[Passage given]:
Surveyed disability is again hard to interpret. As vader points out, disability is relative to occupational choices, which are also related to pay. A person who leaves the work force because the jobs he can do no longer exist or no longer pay well might well claim disability as a motive. It’s hard to make the case that the decline in participation was due to an objective increase in disability among men (much of the trend had already played out by the time the Iraq war had begun), other than perhaps via aging.
It’s easy for me to cast shadows, and cheap, since you did actual work on this, and I just looked at someone’s webpage. I may be totally offbase in suggesting that credit availability explains much of the drop. Fortunately or unfortunately, we’ll probably learn pretty soon just how important easy credit has been to labor force nonparticipation.

[Tasks to complete]:
- a) Reproduce the rows verbatim, starting at the line that contains "Where is each element in this width=979, height=662" and ending after the line that contains "data-label: 6379 <box>625 164 670 186</box>".
- b) Carry on the passage on men's labor force participation from where it stops.

[Exercise input]:
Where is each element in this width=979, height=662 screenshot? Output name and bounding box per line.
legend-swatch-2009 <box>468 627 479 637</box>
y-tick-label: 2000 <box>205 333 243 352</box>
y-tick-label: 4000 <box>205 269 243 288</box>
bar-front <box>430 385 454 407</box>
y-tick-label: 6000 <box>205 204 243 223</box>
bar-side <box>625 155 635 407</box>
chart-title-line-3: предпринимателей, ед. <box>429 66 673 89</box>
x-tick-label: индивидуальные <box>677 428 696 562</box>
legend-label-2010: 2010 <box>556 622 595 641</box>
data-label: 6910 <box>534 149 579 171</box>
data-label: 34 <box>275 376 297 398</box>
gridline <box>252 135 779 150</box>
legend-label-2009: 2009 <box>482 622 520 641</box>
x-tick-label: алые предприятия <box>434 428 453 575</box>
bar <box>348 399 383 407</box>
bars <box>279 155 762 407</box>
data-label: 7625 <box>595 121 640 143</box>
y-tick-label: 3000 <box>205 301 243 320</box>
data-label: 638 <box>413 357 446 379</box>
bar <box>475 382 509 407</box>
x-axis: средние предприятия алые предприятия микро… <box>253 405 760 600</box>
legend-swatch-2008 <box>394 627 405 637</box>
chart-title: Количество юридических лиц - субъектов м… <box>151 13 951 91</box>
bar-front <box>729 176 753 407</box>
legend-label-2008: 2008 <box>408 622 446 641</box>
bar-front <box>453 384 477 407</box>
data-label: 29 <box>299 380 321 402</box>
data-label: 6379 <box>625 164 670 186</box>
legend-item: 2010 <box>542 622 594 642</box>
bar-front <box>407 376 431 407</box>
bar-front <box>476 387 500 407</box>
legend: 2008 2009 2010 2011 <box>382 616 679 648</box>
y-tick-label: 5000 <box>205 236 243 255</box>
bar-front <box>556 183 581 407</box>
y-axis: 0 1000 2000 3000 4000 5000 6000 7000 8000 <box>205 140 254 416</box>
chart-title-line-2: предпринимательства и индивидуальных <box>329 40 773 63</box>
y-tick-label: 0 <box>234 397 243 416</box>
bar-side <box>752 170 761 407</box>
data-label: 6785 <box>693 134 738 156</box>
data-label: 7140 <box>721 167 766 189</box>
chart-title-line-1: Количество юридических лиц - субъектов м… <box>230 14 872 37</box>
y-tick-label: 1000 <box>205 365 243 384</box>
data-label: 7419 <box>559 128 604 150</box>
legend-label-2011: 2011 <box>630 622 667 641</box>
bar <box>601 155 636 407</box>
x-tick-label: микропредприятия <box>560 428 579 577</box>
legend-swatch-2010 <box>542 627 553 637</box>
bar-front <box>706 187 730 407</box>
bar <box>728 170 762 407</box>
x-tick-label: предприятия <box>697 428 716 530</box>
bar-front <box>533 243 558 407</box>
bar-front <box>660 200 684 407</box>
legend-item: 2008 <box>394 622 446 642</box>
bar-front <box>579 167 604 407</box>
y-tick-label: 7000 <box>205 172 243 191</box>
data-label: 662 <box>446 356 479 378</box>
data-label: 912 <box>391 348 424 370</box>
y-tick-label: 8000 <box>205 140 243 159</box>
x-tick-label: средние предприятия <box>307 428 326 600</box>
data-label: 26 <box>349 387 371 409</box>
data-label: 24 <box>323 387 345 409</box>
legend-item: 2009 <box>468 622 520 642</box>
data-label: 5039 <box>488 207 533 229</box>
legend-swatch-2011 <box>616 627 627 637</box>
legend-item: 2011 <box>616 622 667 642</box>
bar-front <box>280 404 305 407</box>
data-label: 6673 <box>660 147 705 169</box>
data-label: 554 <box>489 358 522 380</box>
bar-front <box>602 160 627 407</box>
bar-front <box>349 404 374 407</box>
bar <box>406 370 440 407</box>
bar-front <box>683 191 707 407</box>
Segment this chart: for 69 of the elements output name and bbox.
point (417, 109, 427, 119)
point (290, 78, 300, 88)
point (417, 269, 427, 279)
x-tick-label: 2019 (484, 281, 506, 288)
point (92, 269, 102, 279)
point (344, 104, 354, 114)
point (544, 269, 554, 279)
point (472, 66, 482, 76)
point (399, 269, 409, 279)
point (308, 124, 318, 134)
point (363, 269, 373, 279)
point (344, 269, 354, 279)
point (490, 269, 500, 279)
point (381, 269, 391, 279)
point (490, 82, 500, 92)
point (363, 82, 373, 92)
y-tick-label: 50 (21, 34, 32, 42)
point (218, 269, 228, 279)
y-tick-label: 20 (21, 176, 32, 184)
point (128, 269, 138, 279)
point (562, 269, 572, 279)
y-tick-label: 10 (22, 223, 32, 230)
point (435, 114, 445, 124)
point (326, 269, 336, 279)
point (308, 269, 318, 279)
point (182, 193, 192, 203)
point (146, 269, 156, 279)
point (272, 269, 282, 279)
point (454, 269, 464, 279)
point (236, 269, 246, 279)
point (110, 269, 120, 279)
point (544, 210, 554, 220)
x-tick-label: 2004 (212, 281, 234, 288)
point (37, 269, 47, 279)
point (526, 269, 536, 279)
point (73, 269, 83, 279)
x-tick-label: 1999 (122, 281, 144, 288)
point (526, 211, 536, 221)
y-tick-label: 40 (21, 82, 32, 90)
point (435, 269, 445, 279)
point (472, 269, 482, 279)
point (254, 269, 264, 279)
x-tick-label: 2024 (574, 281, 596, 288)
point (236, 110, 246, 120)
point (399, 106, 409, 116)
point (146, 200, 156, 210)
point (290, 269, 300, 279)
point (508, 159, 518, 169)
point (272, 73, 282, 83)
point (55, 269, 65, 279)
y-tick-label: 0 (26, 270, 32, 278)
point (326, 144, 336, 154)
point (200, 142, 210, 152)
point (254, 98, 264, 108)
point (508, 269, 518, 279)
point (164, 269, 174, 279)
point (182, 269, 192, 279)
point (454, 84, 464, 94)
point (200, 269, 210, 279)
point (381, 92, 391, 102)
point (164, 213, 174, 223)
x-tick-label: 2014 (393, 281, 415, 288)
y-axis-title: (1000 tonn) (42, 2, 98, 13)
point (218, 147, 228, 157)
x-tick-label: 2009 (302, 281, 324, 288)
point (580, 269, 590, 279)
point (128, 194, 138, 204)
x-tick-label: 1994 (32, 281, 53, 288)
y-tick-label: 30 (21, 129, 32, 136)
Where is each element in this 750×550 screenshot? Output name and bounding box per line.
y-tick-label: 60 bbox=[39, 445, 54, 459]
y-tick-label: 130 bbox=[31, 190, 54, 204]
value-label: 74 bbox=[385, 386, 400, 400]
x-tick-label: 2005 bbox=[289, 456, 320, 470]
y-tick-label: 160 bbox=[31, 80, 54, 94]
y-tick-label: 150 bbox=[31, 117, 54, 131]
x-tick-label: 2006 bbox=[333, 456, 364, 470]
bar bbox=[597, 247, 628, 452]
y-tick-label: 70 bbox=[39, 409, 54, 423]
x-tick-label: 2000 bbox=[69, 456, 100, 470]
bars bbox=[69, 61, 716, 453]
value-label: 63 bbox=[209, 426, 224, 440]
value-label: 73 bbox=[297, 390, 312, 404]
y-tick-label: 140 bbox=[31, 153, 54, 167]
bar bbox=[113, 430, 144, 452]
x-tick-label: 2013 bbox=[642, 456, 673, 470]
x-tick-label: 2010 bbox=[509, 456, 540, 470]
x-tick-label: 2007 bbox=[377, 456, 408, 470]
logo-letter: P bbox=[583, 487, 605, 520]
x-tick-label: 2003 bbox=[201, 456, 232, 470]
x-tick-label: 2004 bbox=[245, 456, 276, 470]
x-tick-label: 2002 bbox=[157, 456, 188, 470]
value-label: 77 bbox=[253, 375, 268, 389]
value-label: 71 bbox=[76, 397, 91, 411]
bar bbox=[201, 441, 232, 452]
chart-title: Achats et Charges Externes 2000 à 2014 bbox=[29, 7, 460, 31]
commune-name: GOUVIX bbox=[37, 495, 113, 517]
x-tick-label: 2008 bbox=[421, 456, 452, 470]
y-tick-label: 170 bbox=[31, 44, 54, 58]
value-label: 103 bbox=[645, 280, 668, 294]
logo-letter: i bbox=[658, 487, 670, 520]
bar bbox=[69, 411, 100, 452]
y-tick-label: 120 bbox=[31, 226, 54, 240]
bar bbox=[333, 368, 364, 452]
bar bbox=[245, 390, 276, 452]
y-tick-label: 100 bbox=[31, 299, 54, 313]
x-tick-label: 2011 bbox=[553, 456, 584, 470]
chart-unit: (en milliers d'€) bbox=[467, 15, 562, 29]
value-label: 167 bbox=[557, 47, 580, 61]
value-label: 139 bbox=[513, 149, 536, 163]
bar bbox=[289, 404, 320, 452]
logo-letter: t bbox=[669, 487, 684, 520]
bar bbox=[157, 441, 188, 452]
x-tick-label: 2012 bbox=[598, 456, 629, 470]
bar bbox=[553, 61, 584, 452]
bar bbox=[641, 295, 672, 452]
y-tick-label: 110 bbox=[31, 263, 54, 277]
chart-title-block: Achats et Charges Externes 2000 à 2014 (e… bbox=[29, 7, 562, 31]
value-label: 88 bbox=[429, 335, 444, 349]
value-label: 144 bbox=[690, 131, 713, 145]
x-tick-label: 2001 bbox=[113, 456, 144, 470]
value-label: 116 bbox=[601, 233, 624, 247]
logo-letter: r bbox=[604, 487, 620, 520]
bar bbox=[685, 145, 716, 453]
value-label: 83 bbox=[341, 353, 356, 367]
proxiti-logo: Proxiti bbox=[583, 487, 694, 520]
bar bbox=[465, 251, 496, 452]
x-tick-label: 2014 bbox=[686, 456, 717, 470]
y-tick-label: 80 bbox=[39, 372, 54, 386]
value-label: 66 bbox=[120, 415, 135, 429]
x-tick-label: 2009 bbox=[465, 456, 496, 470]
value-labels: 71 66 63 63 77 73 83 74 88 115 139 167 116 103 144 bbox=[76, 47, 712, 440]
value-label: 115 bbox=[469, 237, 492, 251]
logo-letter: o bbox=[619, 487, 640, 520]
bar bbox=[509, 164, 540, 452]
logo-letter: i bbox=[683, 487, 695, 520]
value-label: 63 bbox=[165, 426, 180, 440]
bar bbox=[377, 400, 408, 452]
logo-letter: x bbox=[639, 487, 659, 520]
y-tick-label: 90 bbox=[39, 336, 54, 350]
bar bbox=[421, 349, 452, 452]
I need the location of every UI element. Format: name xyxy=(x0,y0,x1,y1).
...
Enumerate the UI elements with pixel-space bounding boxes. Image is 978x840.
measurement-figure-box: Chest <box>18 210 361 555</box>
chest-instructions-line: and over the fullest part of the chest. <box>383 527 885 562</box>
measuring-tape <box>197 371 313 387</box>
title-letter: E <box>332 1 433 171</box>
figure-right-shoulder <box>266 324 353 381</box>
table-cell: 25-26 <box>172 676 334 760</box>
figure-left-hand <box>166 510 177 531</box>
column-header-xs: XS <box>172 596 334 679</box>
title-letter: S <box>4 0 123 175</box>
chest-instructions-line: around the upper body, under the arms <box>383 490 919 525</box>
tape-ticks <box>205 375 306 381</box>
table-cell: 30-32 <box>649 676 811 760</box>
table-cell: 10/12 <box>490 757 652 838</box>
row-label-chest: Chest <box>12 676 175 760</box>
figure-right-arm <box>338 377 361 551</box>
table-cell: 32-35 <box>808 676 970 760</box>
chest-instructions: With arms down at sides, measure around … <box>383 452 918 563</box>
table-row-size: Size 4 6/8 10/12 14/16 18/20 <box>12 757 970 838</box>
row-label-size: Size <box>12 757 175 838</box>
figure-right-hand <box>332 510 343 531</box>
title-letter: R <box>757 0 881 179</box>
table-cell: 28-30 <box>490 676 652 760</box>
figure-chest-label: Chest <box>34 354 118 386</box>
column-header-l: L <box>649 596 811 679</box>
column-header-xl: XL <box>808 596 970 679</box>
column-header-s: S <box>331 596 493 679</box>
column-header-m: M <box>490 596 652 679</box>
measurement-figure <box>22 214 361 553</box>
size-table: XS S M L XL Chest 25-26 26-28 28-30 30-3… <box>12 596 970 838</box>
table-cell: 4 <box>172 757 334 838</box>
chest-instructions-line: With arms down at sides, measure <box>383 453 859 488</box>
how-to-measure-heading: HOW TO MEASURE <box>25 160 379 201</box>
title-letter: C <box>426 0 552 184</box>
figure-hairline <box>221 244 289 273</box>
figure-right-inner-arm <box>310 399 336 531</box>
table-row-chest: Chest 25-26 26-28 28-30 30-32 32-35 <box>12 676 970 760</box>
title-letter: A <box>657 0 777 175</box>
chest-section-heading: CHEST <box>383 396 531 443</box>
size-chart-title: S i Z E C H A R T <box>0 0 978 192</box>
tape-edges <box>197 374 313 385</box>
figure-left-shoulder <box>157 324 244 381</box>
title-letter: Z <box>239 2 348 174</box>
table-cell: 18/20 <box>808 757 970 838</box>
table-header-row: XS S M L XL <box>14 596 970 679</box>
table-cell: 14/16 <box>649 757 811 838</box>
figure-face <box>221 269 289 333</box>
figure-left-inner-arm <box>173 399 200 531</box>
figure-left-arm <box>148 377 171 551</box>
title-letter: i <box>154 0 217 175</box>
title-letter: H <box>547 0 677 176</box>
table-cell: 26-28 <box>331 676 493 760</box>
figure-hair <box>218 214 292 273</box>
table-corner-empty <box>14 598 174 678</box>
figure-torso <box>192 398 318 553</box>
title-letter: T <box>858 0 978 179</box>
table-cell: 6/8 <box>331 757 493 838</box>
==
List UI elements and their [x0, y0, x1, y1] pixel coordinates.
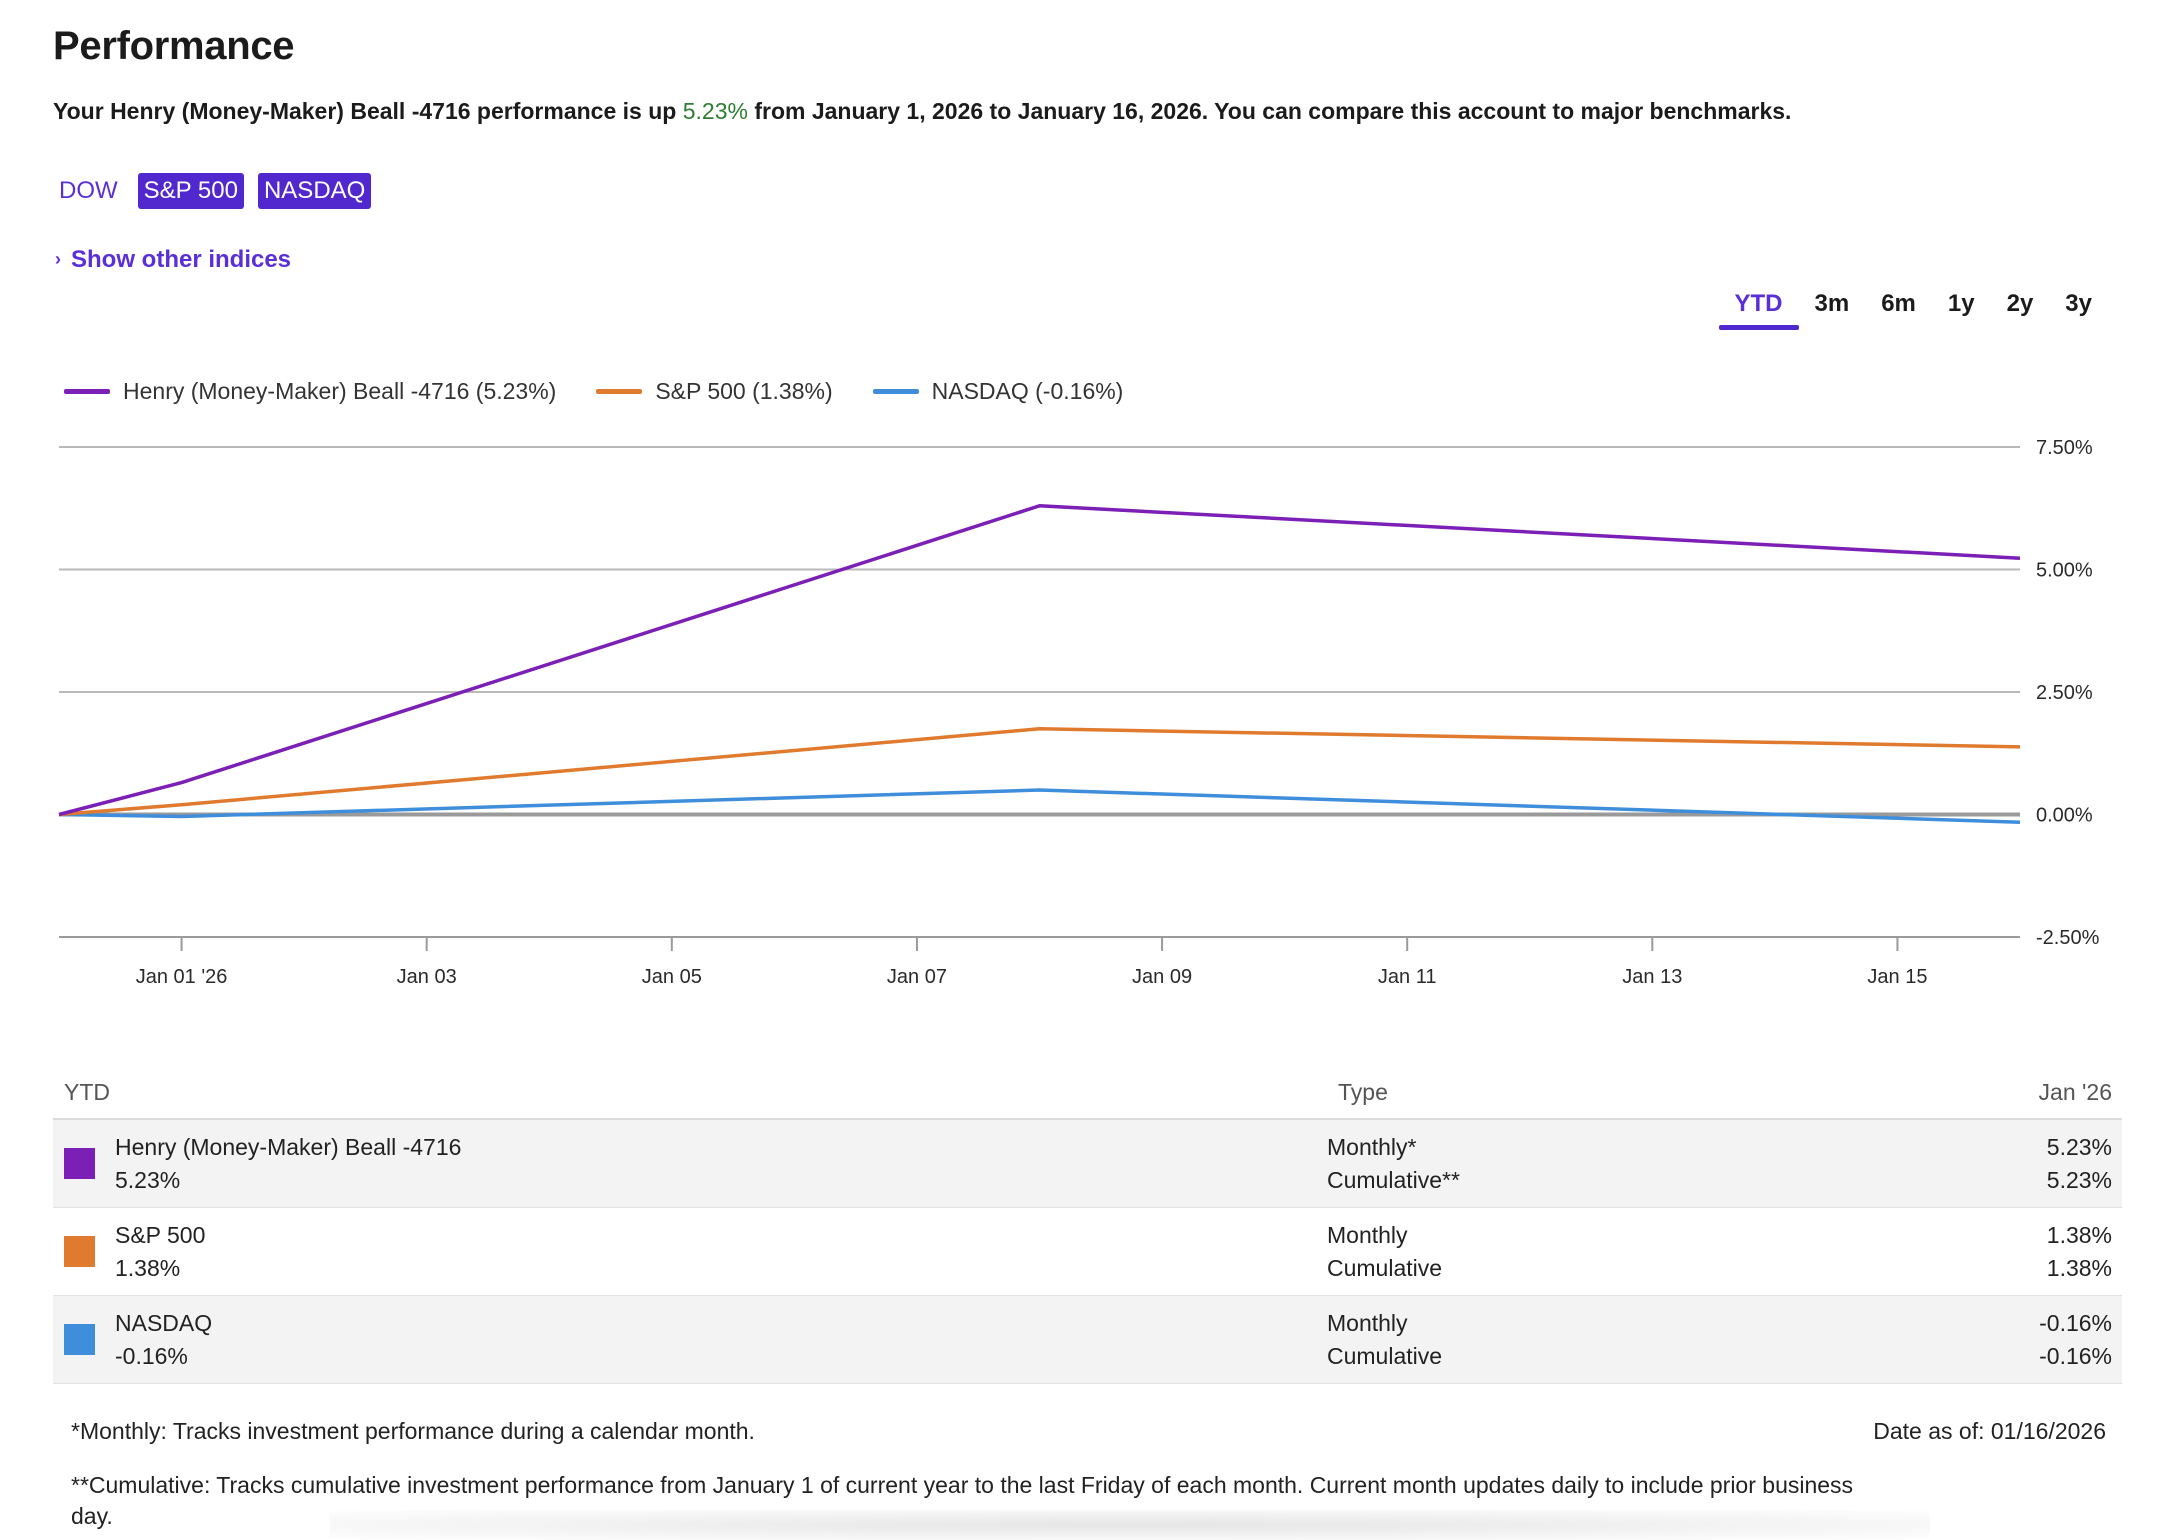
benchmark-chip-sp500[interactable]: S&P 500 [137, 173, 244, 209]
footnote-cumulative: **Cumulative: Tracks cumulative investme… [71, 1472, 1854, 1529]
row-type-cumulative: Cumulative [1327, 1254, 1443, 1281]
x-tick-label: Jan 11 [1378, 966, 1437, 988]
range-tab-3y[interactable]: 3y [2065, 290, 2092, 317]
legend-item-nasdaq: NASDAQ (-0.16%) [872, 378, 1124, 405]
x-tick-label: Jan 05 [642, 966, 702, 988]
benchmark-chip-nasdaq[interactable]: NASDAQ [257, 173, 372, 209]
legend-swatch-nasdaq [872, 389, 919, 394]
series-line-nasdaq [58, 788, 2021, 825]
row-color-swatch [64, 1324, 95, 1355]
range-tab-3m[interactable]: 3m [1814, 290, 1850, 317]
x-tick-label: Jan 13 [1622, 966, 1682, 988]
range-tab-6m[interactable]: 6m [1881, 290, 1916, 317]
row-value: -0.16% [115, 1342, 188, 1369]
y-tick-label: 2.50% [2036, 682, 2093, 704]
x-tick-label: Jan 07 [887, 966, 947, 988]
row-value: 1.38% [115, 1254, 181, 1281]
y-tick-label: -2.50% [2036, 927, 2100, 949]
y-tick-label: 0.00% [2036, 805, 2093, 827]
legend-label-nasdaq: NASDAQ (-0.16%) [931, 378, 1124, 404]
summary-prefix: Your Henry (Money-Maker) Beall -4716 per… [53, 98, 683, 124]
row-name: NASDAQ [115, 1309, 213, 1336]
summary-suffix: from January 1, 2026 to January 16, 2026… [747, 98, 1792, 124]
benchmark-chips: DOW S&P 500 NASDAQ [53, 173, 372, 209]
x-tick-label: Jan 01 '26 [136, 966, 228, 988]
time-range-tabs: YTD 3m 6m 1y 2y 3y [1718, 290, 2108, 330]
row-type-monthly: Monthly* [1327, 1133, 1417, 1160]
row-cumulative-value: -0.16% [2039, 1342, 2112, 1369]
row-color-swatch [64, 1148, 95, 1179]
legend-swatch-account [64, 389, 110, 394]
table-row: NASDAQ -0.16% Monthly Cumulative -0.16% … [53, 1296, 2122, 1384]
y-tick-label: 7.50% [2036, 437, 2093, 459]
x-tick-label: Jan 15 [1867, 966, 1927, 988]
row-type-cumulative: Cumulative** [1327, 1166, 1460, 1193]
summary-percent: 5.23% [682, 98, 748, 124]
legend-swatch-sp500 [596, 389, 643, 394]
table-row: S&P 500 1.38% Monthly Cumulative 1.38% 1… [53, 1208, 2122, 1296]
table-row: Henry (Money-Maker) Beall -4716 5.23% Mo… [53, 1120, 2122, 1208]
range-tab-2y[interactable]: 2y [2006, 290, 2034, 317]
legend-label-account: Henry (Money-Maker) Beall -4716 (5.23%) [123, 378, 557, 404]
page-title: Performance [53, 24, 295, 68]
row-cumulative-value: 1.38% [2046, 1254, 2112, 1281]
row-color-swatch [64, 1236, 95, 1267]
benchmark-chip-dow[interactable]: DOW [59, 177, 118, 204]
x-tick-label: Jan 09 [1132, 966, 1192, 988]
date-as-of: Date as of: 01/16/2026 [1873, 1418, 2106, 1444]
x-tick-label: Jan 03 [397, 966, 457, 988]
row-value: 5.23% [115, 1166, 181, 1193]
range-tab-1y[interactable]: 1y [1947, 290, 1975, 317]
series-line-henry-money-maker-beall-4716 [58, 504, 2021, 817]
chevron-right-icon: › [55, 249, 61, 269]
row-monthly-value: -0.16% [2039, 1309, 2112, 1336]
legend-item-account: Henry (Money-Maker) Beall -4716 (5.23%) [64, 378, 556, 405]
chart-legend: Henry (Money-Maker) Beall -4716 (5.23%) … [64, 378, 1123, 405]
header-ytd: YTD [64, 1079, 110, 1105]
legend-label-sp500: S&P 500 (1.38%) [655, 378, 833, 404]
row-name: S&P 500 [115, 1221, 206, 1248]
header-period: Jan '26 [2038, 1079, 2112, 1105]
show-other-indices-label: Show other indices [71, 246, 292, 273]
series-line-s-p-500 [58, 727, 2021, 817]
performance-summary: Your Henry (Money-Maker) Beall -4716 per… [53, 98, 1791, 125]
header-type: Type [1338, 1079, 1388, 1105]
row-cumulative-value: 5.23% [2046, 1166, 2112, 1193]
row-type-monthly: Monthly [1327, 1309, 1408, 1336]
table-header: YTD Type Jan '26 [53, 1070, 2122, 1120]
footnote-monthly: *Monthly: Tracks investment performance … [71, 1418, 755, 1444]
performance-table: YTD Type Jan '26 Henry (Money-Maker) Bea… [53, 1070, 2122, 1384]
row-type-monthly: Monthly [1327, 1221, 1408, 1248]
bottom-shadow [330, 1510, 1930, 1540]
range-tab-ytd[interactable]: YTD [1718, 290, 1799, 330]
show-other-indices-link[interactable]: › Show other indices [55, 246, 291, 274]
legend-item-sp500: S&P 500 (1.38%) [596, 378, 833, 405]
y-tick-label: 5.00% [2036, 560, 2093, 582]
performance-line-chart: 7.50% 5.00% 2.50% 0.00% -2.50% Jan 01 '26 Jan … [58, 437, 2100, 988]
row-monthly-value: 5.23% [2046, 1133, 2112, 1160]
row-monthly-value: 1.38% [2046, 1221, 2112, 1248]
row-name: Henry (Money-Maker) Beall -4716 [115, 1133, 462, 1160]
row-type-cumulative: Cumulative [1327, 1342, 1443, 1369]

[Responses]:
- a)
Where is each element in this width=979, height=662 screenshot? Output name and bounding box per line.
legend-swatch-2009 <box>468 627 479 637</box>
y-tick-label: 2000 <box>205 333 243 352</box>
y-tick-label: 4000 <box>205 269 243 288</box>
bar-front <box>430 385 454 407</box>
y-tick-label: 6000 <box>205 204 243 223</box>
bar-side <box>625 155 635 407</box>
chart-title-line-3: предпринимателей, ед. <box>429 66 673 89</box>
x-tick-label: индивидуальные <box>677 428 696 562</box>
legend-label-2010: 2010 <box>556 622 595 641</box>
data-label: 6910 <box>534 149 579 171</box>
data-label: 34 <box>275 376 297 398</box>
gridline <box>252 135 779 150</box>
legend-label-2009: 2009 <box>482 622 520 641</box>
x-tick-label: алые предприятия <box>434 428 453 575</box>
bar <box>348 399 383 407</box>
bars <box>279 155 762 407</box>
data-label: 7625 <box>595 121 640 143</box>
y-tick-label: 3000 <box>205 301 243 320</box>
data-label: 638 <box>413 357 446 379</box>
bar <box>475 382 509 407</box>
x-axis: средние предприятия алые предприятия микро… <box>253 405 760 600</box>
legend-swatch-2008 <box>394 627 405 637</box>
chart-title: Количество юридических лиц - субъектов м… <box>151 13 951 91</box>
bar-front <box>729 176 753 407</box>
legend-label-2008: 2008 <box>408 622 446 641</box>
bar-front <box>453 384 477 407</box>
data-label: 29 <box>299 380 321 402</box>
data-label: 6379 <box>625 164 670 186</box>

- b)
Avg Joe — I’m not sure that I buy the idea that there’ll be a wave of second job quitting as ARM rates reset down. It could happen, but the economic environment seems stressful in general, food and fuel prices are higher, etc. My guess is people who were stressed enough to take a second job will mostly stay stressed enough to keep it.
Thanks all for the interesting pointers, some of which I hadn’t seen. And let’s try not to be too melancholy. There must be some kind of way out of here, and hopefully we’ll figure it out.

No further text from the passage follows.